EXERCISE DESCRIPTION
Write each line out again exactly as written.

RECORDS TO PROCESS
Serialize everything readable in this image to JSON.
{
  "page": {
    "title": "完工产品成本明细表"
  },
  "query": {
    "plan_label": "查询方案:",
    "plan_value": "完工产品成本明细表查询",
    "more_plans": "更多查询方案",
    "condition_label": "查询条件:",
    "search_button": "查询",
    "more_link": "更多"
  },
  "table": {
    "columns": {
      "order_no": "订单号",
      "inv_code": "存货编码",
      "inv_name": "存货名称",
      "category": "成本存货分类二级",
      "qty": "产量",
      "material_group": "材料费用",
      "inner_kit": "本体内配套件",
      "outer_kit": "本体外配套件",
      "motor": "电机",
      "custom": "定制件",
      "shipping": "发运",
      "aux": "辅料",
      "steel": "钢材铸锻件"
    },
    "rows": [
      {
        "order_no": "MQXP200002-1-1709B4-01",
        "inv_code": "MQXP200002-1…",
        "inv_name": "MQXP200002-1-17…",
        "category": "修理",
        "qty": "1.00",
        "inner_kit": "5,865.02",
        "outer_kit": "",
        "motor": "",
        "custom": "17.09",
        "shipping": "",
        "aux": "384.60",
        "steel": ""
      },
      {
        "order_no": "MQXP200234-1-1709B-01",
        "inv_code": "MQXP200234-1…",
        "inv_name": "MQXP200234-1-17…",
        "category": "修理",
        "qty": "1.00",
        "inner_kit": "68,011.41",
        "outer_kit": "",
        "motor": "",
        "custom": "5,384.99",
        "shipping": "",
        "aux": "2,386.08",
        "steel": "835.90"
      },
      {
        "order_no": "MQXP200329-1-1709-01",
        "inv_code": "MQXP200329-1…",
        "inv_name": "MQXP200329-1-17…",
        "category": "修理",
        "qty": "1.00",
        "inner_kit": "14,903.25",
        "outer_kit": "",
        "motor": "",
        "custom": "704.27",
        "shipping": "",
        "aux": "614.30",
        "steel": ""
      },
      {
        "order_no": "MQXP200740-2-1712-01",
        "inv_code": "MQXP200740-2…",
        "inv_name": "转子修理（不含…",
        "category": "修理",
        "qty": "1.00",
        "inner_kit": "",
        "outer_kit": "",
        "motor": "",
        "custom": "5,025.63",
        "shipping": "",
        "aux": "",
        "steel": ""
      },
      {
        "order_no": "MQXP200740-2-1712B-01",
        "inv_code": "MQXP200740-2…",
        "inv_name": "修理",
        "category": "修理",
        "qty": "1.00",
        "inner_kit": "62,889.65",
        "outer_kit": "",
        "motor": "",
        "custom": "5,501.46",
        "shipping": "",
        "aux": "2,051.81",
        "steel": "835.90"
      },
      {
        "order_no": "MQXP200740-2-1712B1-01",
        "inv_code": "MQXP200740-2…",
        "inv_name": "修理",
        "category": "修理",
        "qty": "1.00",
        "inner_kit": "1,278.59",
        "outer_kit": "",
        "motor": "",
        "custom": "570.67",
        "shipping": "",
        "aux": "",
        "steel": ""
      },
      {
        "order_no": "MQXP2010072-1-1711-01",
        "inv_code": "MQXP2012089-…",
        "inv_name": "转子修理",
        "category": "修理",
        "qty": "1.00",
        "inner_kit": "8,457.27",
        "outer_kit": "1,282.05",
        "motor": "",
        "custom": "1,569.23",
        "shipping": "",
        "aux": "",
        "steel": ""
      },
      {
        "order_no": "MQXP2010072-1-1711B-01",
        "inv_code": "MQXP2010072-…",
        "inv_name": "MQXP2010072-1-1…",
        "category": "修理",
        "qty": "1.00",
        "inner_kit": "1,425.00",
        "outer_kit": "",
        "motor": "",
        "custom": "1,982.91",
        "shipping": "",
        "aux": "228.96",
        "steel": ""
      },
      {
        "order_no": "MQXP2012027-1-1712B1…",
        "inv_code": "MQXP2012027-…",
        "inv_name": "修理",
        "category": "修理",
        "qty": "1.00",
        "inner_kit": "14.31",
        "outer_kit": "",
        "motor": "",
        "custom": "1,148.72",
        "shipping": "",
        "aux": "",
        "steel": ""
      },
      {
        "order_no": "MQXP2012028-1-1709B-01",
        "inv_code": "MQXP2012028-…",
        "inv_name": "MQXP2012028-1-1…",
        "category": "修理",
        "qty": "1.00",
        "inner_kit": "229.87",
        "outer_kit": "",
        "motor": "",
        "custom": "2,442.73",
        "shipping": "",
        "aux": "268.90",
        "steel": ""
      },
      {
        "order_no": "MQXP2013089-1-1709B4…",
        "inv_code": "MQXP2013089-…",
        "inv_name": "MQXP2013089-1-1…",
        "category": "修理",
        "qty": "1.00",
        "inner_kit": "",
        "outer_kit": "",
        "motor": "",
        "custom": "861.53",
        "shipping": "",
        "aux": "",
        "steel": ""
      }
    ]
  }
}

THE SOLUTION
Serialize everything readable in this image to JSON.
{
  "page": {
    "title": "完工产品成本明细表"
  },
  "query": {
    "plan_label": "查询方案:",
    "plan_value": "完工产品成本明细表查询",
    "more_plans": "更多查询方案",
    "condition_label": "查询条件:",
    "search_button": "查询",
    "more_link": "更多"
  },
  "table": {
    "columns": {
      "order_no": "订单号",
      "inv_code": "存货编码",
      "inv_name": "存货名称",
      "category": "成本存货分类二级",
      "qty": "产量",
      "material_group": "材料费用",
      "inner_kit": "本体内配套件",
      "outer_kit": "本体外配套件",
      "motor": "电机",
      "custom": "定制件",
      "shipping": "发运",
      "aux": "辅料",
      "steel": "钢材铸锻件"
    },
    "rows": [
      {
        "order_no": "MQXP200002-1-1709B4-01",
        "inv_code": "MQXP200002-1…",
        "inv_name": "MQXP200002-1-17…",
        "category": "修理",
        "qty": "1.00",
        "inner_kit": "5,865.02",
        "outer_kit": "",
        "motor": "",
        "custom": "17.09",
        "shipping": "",
        "aux": "384.60",
        "steel": ""
      },
      {
        "order_no": "MQXP200234-1-1709B-01",
        "inv_code": "MQXP200234-1…",
        "inv_name": "MQXP200234-1-17…",
        "category": "修理",
        "qty": "1.00",
        "inner_kit": "68,011.41",
        "outer_kit": "",
        "motor": "",
        "custom": "5,384.99",
        "shipping": "",
        "aux": "2,386.08",
        "steel": "835.90"
      },
      {
        "order_no": "MQXP200329-1-1709-01",
        "inv_code": "MQXP200329-1…",
        "inv_name": "MQXP200329-1-17…",
        "category": "修理",
        "qty": "1.00",
        "inner_kit": "14,903.25",
        "outer_kit": "",
        "motor": "",
        "custom": "704.27",
        "shipping": "",
        "aux": "614.30",
        "steel": ""
      },
      {
        "order_no": "MQXP200740-2-1712-01",
        "inv_code": "MQXP200740-2…",
        "inv_name": "转子修理（不含…",
        "category": "修理",
        "qty": "1.00",
        "inner_kit": "",
        "outer_kit": "",
        "motor": "",
        "custom": "5,025.63",
        "shipping": "",
        "aux": "",
        "steel": ""
      },
      {
        "order_no": "MQXP200740-2-1712B-01",
        "inv_code": "MQXP200740-2…",
        "inv_name": "修理",
        "category": "修理",
        "qty": "1.00",
        "inner_kit": "62,889.65",
        "outer_kit": "",
        "motor": "",
        "custom": "5,501.46",
        "shipping": "",
        "aux": "2,051.81",
        "steel": "835.90"
      },
      {
        "order_no": "MQXP200740-2-1712B1-01",
        "inv_code": "MQXP200740-2…",
        "inv_name": "修理",
        "category": "修理",
        "qty": "1.00",
        "inner_kit": "1,278.59",
        "outer_kit": "",
        "motor": "",
        "custom": "570.67",
        "shipping": "",
        "aux": "",
        "steel": ""
      },
      {
        "order_no": "MQXP2010072-1-1711-01",
        "inv_code": "MQXP2012089-…",
        "inv_name": "转子修理",
        "category": "修理",
        "qty": "1.00",
        "inner_kit": "8,457.27",
        "outer_kit": "1,282.05",
        "motor": "",
        "custom": "1,569.23",
        "shipping": "",
        "aux": "",
        "steel": ""
      },
      {
        "order_no": "MQXP2010072-1-1711B-01",
        "inv_code": "MQXP2010072-…",
        "inv_name": "MQXP2010072-1-1…",
        "category": "修理",
        "qty": "1.00",
        "inner_kit": "1,425.00",
        "outer_kit": "",
        "motor": "",
        "custom": "1,982.91",
        "shipping": "",
        "aux": "228.96",
        "steel": ""
      },
      {
        "order_no": "MQXP2012027-1-1712B1…",
        "inv_code": "MQXP2012027-…",
        "inv_name": "修理",
        "category": "修理",
        "qty": "1.00",
        "inner_kit": "14.31",
        "outer_kit": "",
        "motor": "",
        "custom": "1,148.72",
        "shipping": "",
        "aux": "",
        "steel": ""
      },
      {
        "order_no": "MQXP2012028-1-1709B-01",
        "inv_code": "MQXP2012028-…",
        "inv_name": "MQXP2012028-1-1…",
        "category": "修理",
        "qty": "1.00",
        "inner_kit": "229.87",
        "outer_kit": "",
        "motor": "",
        "custom": "2,442.73",
        "shipping": "",
        "aux": "268.90",
        "steel": ""
      },
      {
        "order_no": "MQXP2013089-1-1709B4…",
        "inv_code": "MQXP2013089-…",
        "inv_name": "MQXP2013089-1-1…",
        "category": "修理",
        "qty": "1.00",
        "inner_kit": "",
        "outer_kit": "",
        "motor": "",
        "custom": "861.53",
        "shipping": "",
        "aux": "",
        "steel": ""
      }
    ]
  }
}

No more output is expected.